• _LISTING_:
————————
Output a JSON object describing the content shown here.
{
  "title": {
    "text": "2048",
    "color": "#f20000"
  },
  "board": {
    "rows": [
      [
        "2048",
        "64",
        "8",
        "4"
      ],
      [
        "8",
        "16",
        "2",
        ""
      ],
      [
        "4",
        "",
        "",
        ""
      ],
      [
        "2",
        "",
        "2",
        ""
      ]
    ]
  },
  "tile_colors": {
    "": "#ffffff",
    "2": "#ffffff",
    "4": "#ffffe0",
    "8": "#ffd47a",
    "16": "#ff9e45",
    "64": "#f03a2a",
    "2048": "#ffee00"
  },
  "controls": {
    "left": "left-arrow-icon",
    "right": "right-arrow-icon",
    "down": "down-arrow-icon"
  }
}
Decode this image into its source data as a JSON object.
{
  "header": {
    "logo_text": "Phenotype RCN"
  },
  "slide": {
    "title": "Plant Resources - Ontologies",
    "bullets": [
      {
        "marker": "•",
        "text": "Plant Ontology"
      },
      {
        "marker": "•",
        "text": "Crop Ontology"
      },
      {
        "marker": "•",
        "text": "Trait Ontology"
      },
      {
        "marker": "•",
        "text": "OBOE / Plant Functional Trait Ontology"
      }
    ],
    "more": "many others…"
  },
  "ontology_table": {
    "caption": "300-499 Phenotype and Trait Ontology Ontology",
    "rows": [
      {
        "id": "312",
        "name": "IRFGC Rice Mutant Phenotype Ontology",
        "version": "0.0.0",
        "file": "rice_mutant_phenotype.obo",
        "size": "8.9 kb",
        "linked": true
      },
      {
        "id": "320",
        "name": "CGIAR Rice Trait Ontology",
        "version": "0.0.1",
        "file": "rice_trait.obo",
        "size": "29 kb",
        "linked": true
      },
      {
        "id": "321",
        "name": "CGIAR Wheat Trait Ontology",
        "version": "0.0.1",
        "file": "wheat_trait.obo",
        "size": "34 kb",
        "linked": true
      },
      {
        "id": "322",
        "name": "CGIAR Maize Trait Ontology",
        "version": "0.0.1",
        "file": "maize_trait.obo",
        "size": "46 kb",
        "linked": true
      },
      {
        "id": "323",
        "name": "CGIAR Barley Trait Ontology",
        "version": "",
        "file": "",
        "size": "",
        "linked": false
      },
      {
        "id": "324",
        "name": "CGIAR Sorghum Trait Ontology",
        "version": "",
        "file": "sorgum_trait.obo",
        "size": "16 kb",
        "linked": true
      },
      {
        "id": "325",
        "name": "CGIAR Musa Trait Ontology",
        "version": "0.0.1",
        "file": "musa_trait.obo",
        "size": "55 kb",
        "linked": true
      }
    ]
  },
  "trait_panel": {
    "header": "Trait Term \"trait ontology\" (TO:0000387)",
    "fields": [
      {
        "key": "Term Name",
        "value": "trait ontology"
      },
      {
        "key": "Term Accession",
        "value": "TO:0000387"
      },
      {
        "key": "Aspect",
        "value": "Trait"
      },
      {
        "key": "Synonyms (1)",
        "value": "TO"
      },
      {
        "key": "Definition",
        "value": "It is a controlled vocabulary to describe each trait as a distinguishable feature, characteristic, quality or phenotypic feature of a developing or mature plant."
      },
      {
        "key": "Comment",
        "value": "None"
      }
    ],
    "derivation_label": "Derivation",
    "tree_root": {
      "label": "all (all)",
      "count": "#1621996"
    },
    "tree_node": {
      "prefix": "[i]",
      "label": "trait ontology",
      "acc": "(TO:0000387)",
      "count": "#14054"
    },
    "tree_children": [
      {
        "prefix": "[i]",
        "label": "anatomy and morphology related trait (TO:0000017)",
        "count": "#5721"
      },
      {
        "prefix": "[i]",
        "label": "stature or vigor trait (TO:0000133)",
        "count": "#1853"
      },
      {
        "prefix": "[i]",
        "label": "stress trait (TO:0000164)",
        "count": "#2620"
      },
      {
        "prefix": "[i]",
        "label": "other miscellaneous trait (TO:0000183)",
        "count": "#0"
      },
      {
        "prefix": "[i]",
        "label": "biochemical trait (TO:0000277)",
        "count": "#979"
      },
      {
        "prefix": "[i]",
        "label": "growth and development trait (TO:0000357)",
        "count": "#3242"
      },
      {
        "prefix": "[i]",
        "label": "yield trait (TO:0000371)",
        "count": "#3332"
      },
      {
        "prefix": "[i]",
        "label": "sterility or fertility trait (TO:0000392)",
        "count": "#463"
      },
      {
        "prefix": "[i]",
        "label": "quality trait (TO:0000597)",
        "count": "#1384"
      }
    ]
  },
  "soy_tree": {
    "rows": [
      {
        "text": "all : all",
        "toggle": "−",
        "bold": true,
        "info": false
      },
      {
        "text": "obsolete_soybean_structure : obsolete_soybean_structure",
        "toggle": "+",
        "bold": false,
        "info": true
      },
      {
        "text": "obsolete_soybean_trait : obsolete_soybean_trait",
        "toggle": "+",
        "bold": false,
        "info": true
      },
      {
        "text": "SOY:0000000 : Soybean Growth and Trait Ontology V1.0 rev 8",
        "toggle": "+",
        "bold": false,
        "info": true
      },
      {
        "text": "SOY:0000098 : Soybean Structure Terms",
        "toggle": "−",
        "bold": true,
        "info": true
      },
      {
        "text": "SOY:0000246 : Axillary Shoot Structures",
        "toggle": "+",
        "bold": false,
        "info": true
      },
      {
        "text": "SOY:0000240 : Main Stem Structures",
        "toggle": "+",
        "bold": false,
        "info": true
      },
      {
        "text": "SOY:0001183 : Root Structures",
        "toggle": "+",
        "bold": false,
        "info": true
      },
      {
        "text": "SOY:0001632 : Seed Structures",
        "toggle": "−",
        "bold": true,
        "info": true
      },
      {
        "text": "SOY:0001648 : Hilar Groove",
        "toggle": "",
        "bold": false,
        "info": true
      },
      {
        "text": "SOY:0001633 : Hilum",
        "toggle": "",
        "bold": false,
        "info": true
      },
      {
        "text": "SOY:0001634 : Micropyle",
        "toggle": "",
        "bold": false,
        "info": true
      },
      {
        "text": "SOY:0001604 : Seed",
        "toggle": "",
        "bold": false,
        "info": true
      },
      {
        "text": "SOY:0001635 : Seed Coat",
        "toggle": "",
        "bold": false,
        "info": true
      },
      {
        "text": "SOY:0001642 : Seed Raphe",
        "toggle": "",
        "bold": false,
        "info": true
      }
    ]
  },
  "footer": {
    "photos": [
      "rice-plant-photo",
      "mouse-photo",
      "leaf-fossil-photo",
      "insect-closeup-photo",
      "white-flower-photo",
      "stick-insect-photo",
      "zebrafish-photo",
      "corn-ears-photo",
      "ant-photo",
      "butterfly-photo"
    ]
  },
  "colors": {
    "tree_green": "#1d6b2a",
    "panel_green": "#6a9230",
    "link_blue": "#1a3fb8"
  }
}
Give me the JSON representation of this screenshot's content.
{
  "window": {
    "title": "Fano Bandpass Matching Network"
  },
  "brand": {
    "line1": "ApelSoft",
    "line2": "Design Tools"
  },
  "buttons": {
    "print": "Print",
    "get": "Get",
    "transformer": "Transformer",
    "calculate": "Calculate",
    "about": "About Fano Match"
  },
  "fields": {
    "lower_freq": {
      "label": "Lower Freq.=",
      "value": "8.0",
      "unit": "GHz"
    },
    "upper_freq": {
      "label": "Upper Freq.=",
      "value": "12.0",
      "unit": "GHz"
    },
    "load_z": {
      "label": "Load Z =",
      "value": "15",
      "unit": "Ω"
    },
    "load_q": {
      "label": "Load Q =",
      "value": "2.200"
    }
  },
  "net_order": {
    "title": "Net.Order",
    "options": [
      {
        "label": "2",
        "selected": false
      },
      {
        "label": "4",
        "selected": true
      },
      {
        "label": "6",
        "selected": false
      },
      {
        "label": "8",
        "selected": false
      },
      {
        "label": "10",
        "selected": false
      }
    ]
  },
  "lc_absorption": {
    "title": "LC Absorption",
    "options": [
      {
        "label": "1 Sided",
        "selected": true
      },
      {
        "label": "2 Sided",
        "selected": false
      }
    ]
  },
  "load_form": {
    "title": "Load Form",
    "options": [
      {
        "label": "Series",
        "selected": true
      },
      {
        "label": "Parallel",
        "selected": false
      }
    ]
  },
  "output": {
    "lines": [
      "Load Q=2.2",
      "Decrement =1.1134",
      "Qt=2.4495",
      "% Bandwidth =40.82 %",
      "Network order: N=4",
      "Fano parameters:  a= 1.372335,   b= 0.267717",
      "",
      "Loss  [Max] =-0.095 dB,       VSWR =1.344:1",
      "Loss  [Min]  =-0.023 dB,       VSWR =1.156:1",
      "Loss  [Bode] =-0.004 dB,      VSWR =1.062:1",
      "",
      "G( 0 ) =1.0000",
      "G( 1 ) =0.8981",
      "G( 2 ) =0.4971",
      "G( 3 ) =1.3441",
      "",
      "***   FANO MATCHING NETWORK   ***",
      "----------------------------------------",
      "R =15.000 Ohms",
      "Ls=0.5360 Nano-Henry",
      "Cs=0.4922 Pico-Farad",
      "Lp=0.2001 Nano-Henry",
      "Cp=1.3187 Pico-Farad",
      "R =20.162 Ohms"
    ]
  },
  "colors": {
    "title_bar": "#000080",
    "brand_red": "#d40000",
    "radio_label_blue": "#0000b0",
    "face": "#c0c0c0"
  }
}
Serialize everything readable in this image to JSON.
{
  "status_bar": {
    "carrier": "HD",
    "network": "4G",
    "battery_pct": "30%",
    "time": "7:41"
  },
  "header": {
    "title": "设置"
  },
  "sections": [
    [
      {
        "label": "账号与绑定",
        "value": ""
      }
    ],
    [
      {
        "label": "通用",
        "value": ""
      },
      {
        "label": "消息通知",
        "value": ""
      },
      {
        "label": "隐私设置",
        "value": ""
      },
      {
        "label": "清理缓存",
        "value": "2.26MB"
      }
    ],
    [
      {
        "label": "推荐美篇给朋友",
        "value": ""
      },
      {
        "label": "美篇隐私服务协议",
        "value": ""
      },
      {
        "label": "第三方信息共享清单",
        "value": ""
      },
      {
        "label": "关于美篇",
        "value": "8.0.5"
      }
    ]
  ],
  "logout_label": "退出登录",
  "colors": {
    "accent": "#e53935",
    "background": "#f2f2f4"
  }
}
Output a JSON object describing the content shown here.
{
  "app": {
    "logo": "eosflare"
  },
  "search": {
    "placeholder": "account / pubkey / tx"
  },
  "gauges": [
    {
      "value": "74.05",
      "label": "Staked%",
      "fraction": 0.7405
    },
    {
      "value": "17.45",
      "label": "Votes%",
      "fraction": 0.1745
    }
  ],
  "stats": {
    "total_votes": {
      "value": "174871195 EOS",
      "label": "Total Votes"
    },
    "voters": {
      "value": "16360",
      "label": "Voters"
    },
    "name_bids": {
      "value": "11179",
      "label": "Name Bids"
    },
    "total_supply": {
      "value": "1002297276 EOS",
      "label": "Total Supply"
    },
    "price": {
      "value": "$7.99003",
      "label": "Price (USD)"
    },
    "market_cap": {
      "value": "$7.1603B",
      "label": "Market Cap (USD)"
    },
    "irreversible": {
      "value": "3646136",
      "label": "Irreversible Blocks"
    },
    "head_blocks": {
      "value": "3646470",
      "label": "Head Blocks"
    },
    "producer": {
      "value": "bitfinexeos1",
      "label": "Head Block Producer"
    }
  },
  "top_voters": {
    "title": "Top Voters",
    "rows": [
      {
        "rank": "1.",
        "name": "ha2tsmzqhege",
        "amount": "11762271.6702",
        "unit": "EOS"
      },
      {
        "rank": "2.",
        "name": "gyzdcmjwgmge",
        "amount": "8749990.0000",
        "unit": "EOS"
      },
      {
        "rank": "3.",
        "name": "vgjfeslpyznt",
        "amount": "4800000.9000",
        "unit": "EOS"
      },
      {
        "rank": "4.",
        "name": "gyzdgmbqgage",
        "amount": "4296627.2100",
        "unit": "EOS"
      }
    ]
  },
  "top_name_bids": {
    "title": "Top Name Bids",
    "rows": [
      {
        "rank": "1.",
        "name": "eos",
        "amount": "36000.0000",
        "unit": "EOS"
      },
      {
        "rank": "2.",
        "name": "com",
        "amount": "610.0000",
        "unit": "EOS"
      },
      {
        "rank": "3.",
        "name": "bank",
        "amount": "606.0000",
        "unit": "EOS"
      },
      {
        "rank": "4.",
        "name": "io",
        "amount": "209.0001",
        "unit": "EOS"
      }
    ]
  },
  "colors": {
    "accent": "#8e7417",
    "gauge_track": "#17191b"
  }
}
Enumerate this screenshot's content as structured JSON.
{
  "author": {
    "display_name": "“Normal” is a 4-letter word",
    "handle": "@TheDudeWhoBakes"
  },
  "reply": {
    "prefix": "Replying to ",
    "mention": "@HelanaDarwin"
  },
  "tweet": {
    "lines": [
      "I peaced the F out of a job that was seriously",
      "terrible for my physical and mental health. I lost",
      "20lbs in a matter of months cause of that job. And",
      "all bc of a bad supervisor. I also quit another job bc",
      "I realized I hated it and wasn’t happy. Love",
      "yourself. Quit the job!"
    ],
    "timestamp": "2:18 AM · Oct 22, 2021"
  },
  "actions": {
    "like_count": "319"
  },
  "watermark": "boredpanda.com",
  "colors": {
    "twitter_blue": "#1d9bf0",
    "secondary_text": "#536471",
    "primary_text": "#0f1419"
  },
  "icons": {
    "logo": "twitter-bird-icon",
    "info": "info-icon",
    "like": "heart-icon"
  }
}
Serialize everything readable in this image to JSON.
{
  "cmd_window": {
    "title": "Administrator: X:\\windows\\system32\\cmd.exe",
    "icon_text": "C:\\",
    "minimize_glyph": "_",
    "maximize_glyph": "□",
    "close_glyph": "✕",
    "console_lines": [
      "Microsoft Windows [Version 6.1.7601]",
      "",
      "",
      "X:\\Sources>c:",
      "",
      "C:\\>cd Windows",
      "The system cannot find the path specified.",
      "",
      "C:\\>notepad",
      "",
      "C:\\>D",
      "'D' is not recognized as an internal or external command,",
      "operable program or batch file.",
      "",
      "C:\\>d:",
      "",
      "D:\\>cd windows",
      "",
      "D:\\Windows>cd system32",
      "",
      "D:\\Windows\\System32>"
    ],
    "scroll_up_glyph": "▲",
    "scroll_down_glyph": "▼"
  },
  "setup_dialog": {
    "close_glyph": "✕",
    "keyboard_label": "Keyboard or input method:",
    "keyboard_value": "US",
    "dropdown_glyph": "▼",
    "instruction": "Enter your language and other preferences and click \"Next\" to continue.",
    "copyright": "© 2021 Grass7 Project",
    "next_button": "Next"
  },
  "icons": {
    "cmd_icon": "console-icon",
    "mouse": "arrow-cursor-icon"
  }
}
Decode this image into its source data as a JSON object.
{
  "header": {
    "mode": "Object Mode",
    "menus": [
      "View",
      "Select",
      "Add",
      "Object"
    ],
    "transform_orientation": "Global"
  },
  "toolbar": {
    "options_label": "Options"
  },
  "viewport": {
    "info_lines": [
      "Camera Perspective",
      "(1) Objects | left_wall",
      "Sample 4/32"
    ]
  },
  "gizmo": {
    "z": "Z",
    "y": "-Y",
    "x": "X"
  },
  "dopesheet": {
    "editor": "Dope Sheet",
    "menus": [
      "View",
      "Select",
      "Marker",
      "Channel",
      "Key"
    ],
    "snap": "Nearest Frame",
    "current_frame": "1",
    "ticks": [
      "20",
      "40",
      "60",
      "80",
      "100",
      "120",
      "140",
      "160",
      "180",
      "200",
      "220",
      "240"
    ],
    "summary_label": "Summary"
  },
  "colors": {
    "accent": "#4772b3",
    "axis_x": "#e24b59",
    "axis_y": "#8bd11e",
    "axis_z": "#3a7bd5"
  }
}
————————
• _JOB_: Pull out every line holding "Structures" from the records above, and copy it.

• _OUTPUT OF THE EXERCISE_:
        "text": "SOY:0000246 : Axillary Shoot Structures",
        "text": "SOY:0000240 : Main Stem Structures",
        "text": "SOY:0001183 : Root Structures",
        "text": "SOY:0001632 : Seed Structures",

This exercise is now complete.